» List of tasks
**A.** Answer these questions using the text about Jim Nason:
(i) For which award was Rooster, Dog, Crow a shortlisted finalist, and in what year?
(ii) Which of his works was nominated for a ReLit Award in the Short Fiction category?
(iii) In what year did he publish his debut poetry collection?
**B.** Transcribe everything in the text about Jim Nason from "Jim Nason is" down to "caregiver, in 2007.".

» Extracted text
begin

Jim Nason is a Canadian writer from Toronto, Ontario. He is most noted for his poetry collection Rooster, Dog, Crow, which was a shortlisted finalist for the Raymond Souster Award in 2019.

He has also been nominated for several ReLit Awards, receiving nods in the Poetry category for Narcissus Unfolding in 2012 and Touch Anywhere to Begin in 2017, and in the Short Fiction category for The Girl on the Escalator in 2012.

He published his debut poetry collection If Lips Were As Red in 1991, but put his writing career on hold for a number of years to work as a caregiver for people with HIV/AIDS. He returned to writing in the 2000s following the death of his partner, publishing the poetry collection The Fist of Remembering in 2006 and the novel The Housekeeping Journals, based in part on his own experiences as a caregiver, in 2007.

end

» Given material

begin

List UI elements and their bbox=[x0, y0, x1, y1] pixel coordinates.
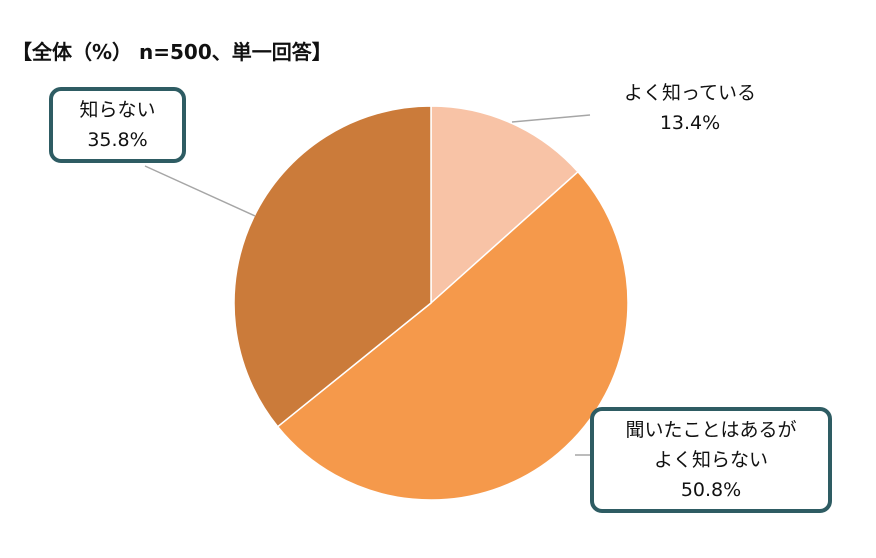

end

» Results by task
**A.**
(i) The Raymond Souster Award, in 2019.
(ii) The Girl on the Escalator, in 2012.
(iii) 1991.

**B.**
Jim Nason is a Canadian writer from Toronto, Ontario. He is most noted for his poetry collection Rooster, Dog, Crow, which was a shortlisted finalist for the Raymond Souster Award in 2019.

He has also been nominated for several ReLit Awards, receiving nods in the Poetry category for Narcissus Unfolding in 2012 and Touch Anywhere to Begin in 2017, and in the Short Fiction category for The Girl on the Escalator in 2012.

He published his debut poetry collection If Lips Were As Red in 1991, but put his writing career on hold for a number of years to work as a caregiver for people with HIV/AIDS. He returned to writing in the 2000s following the death of his partner, publishing the poetry collection The Fist of Remembering in 2006 and the novel The Housekeeping Journals, based in part on his own experiences as a caregiver, in 2007.